Written instruction: Retype the material below. Keep every word exactly as it is.

Record extracts:
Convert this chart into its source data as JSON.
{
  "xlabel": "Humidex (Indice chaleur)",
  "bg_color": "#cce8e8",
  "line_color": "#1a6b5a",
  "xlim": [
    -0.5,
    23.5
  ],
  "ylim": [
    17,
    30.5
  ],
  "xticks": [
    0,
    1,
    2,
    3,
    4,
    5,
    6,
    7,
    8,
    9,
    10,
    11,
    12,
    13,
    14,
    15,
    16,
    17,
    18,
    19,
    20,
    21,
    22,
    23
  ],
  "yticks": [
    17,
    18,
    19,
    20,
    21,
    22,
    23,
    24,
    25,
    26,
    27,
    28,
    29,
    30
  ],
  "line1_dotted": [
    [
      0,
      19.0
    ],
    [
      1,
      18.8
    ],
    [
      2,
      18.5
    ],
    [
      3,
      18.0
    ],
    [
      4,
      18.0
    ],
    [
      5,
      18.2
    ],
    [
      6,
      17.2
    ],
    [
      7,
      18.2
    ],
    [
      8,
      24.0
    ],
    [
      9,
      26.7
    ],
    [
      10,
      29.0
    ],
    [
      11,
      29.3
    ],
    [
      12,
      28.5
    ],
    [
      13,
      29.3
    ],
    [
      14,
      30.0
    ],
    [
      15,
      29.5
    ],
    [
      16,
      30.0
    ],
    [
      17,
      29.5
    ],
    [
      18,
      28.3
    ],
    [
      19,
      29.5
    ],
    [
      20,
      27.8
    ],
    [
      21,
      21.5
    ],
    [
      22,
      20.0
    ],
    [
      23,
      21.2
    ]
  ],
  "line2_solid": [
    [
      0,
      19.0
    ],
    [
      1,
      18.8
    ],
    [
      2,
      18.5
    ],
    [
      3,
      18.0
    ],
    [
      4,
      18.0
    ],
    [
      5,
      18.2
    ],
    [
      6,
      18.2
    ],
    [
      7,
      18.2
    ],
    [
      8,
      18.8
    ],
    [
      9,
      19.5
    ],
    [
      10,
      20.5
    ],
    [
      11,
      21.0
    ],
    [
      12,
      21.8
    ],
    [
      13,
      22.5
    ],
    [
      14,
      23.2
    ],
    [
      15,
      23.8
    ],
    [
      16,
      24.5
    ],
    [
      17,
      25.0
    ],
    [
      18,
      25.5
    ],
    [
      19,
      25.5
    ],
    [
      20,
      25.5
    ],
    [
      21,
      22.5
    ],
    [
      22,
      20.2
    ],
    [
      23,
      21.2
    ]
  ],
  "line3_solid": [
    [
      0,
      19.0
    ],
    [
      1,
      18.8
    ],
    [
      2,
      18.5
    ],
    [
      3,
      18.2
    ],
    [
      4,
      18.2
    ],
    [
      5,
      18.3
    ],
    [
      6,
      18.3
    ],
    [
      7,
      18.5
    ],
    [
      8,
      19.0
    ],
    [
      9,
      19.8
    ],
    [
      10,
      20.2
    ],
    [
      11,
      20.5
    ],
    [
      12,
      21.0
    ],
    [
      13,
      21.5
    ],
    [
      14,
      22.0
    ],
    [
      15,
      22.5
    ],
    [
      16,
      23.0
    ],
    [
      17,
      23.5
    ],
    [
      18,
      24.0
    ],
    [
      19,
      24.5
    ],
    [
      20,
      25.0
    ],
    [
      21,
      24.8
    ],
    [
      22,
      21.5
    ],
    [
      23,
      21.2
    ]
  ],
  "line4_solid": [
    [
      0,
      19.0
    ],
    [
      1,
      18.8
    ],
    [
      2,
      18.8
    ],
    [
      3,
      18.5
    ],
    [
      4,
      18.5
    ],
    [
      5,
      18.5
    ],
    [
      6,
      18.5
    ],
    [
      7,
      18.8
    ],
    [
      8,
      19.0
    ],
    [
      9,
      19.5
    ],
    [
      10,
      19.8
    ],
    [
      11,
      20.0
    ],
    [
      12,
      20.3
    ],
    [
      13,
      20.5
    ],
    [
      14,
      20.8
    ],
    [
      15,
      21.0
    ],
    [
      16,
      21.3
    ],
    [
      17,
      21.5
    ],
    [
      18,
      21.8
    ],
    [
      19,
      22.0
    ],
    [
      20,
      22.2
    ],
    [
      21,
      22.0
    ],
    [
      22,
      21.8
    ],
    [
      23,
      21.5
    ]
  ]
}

Output for this exercise:
Convert this chart into its source data as JSON.
{
  "xlabel": "Humidex (Indice chaleur)",
  "bg_color": "#cce8e8",
  "line_color": "#1a6b5a",
  "xlim": [
    -0.5,
    23.5
  ],
  "ylim": [
    17,
    30.5
  ],
  "xticks": [
    0,
    1,
    2,
    3,
    4,
    5,
    6,
    7,
    8,
    9,
    10,
    11,
    12,
    13,
    14,
    15,
    16,
    17,
    18,
    19,
    20,
    21,
    22,
    23
  ],
  "yticks": [
    17,
    18,
    19,
    20,
    21,
    22,
    23,
    24,
    25,
    26,
    27,
    28,
    29,
    30
  ],
  "line1_dotted": [
    [
      0,
      19.0
    ],
    [
      1,
      18.8
    ],
    [
      2,
      18.5
    ],
    [
      3,
      18.0
    ],
    [
      4,
      18.0
    ],
    [
      5,
      18.2
    ],
    [
      6,
      17.2
    ],
    [
      7,
      18.2
    ],
    [
      8,
      24.0
    ],
    [
      9,
      26.7
    ],
    [
      10,
      29.0
    ],
    [
      11,
      29.3
    ],
    [
      12,
      28.5
    ],
    [
      13,
      29.3
    ],
    [
      14,
      30.0
    ],
    [
      15,
      29.5
    ],
    [
      16,
      30.0
    ],
    [
      17,
      29.5
    ],
    [
      18,
      28.3
    ],
    [
      19,
      29.5
    ],
    [
      20,
      27.8
    ],
    [
      21,
      21.5
    ],
    [
      22,
      20.0
    ],
    [
      23,
      21.2
    ]
  ],
  "line2_solid": [
    [
      0,
      19.0
    ],
    [
      1,
      18.8
    ],
    [
      2,
      18.5
    ],
    [
      3,
      18.0
    ],
    [
      4,
      18.0
    ],
    [
      5,
      18.2
    ],
    [
      6,
      18.2
    ],
    [
      7,
      18.2
    ],
    [
      8,
      18.8
    ],
    [
      9,
      19.5
    ],
    [
      10,
      20.5
    ],
    [
      11,
      21.0
    ],
    [
      12,
      21.8
    ],
    [
      13,
      22.5
    ],
    [
      14,
      23.2
    ],
    [
      15,
      23.8
    ],
    [
      16,
      24.5
    ],
    [
      17,
      25.0
    ],
    [
      18,
      25.5
    ],
    [
      19,
      25.5
    ],
    [
      20,
      25.5
    ],
    [
      21,
      22.5
    ],
    [
      22,
      20.2
    ],
    [
      23,
      21.2
    ]
  ],
  "line3_solid": [
    [
      0,
      19.0
    ],
    [
      1,
      18.8
    ],
    [
      2,
      18.5
    ],
    [
      3,
      18.2
    ],
    [
      4,
      18.2
    ],
    [
      5,
      18.3
    ],
    [
      6,
      18.3
    ],
    [
      7,
      18.5
    ],
    [
      8,
      19.0
    ],
    [
      9,
      19.8
    ],
    [
      10,
      20.2
    ],
    [
      11,
      20.5
    ],
    [
      12,
      21.0
    ],
    [
      13,
      21.5
    ],
    [
      14,
      22.0
    ],
    [
      15,
      22.5
    ],
    [
      16,
      23.0
    ],
    [
      17,
      23.5
    ],
    [
      18,
      24.0
    ],
    [
      19,
      24.5
    ],
    [
      20,
      25.0
    ],
    [
      21,
      24.8
    ],
    [
      22,
      21.5
    ],
    [
      23,
      21.2
    ]
  ],
  "line4_solid": [
    [
      0,
      19.0
    ],
    [
      1,
      18.8
    ],
    [
      2,
      18.8
    ],
    [
      3,
      18.5
    ],
    [
      4,
      18.5
    ],
    [
      5,
      18.5
    ],
    [
      6,
      18.5
    ],
    [
      7,
      18.8
    ],
    [
      8,
      19.0
    ],
    [
      9,
      19.5
    ],
    [
      10,
      19.8
    ],
    [
      11,
      20.0
    ],
    [
      12,
      20.3
    ],
    [
      13,
      20.5
    ],
    [
      14,
      20.8
    ],
    [
      15,
      21.0
    ],
    [
      16,
      21.3
    ],
    [
      17,
      21.5
    ],
    [
      18,
      21.8
    ],
    [
      19,
      22.0
    ],
    [
      20,
      22.2
    ],
    [
      21,
      22.0
    ],
    [
      22,
      21.8
    ],
    [
      23,
      21.5
    ]
  ]
}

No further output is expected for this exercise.